■ TEXT EXTRACT:
....................
I think Keystone should offer as option. Also, I would like GM to offer splitter and connection for their factory monitor on the Navi's and such. We had to add the monitor due to our truck not having a Navigation system. I would be interested in any feedback on improvements from Outbackers who use back cameras and understand some the advantages/disadvantages.


----------



## bbuchorn

I have had a bit of experience with the cameras. I started with a popular wireless model. It would not work through my trailer, then it died.







(Swift hitch)
My first attempt at a wired camera died as well. My problem was I selected the cheapest I could find. Guess you get what you pay for.








I found that when looking for a rear camera, My requirements were 1 a CCD sensor camera. CCD sensors are better quality and are better for low light than a CMOS type camera. Also use RTV silicone to close the seams and around the cord, even if they say it is water proof.BOTH my first two cameras got water in them. the first was destroyed, and I was able to save the second one.
2. If you go to Ebay- Buy from a USA vendor. May cost a few dollars more but they can get the product to you much faster and Warranty issues are much easier to resolve. 3. Buy a wide angle camera, or a dual setup. For a wide angle go a minimum of 120 degree field of view. My camera is mounted high on the back of my trailer. Angled down to see the ground behind the trailer for backing up.Problem with 1 camera set up this way is you can only see behind the trailer 50 feet or so. A dual setup would work better, 1 for the rear view and 1 for backup, set to see the back bumper. 
these guys have a good quality selection but are pricey. http://www.tadibrothers.com/ Check ebay and Amazon, for what you are looking for. Be advised though, Watch where the parts are coming from. Shipping from China takes a while.
As to the corrosion problem on the plug ins. I used BNC connectors on my hook up. Spray them off with Corrosion X from time to time. Radio shack has a fair selection of adapters etc.
....................
■ LISTED ENTRIES:
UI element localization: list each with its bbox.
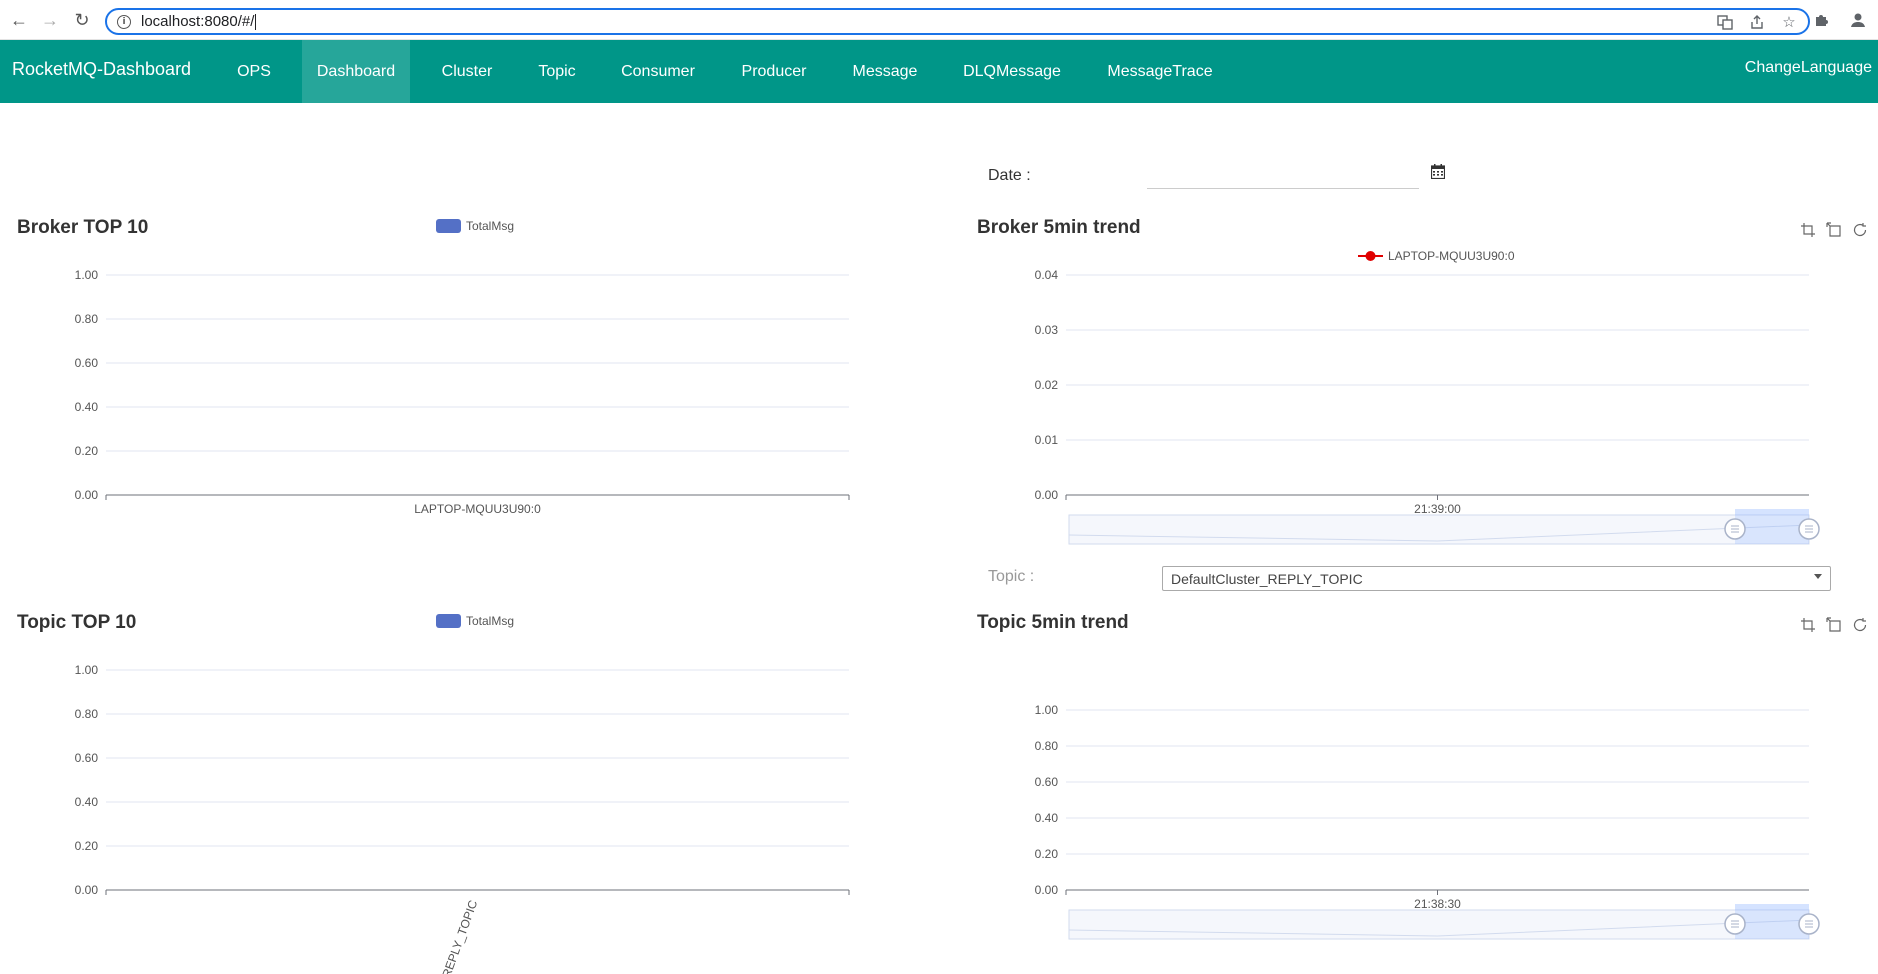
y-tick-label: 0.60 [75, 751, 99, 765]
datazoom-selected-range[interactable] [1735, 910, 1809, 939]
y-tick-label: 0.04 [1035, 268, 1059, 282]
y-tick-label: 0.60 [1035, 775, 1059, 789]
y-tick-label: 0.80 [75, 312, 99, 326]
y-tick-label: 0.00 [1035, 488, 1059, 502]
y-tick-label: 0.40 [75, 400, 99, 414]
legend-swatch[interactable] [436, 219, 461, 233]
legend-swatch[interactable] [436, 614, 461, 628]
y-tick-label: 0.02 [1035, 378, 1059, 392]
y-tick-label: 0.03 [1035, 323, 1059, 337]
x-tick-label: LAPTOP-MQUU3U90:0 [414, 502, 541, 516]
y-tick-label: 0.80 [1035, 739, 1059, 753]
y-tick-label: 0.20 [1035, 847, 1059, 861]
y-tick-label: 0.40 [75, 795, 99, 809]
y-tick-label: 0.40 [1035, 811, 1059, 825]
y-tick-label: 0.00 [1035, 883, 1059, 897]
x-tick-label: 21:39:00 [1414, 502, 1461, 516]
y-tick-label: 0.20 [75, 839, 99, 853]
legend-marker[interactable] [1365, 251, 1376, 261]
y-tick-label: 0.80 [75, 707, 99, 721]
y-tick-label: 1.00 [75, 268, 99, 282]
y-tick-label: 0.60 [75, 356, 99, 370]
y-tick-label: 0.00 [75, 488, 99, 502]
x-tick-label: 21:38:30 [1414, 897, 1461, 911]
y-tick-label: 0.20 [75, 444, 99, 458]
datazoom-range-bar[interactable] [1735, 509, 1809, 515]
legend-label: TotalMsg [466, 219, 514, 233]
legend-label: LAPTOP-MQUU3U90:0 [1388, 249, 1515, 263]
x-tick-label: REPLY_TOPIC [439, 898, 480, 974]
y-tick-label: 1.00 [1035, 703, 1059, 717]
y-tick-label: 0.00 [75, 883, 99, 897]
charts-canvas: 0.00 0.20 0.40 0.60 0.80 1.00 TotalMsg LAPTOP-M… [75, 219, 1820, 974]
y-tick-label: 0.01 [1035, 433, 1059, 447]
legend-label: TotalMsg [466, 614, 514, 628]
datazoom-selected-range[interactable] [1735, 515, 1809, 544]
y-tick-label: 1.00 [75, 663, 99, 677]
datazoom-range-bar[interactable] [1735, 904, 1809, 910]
....................
■ SET OF TASKS:
a) Retype the lines of the records, starting with the line that contains "y-tick-label: 0.60 [75, 751, 99, 765]" and going on through the line that contains "legend-swatch[interactable] [436, 219, 461, 233]".
b) Continue the backup camera thread from where it stops.
The records are unrelated to the backup camera thread.

■ TASK RESPONSES:
a)
y-tick-label: 0.60 [75, 751, 99, 765]
datazoom-selected-range[interactable] [1735, 910, 1809, 939]
y-tick-label: 0.04 [1035, 268, 1059, 282]
y-tick-label: 0.60 [1035, 775, 1059, 789]
y-tick-label: 0.80 [75, 312, 99, 326]
y-tick-label: 0.00 [1035, 488, 1059, 502]
y-tick-label: 0.40 [75, 400, 99, 414]
legend-swatch[interactable] [436, 219, 461, 233]

b)
I purchased a dual cable that had the power plug and the RCA jack end for the camera.Found it in white to match the trailer. Ran that down 1 corner on the back of the trailer next to the trim, used small screws to hold it in place as well as paintable white cauk. Ran the cable under the trailer next to the top of the frame rail to the front of the trailer. When I got to the trailer cord junction box I made my tie in for the power. my choice was to hook to the running light circuit, so I would have camera power anytime my lights were on. The camera signal lead, I ran out with the trailer plug cord. on the end I put a male BNC type connector for the camera. I had installed a BNC bulkhead fitting on my bumper right next to my trailer plug in on my truck for the camera connection. 
This is what I figured out for my application, yours may vary. Whatever your choice, make a careful selection, and good luck.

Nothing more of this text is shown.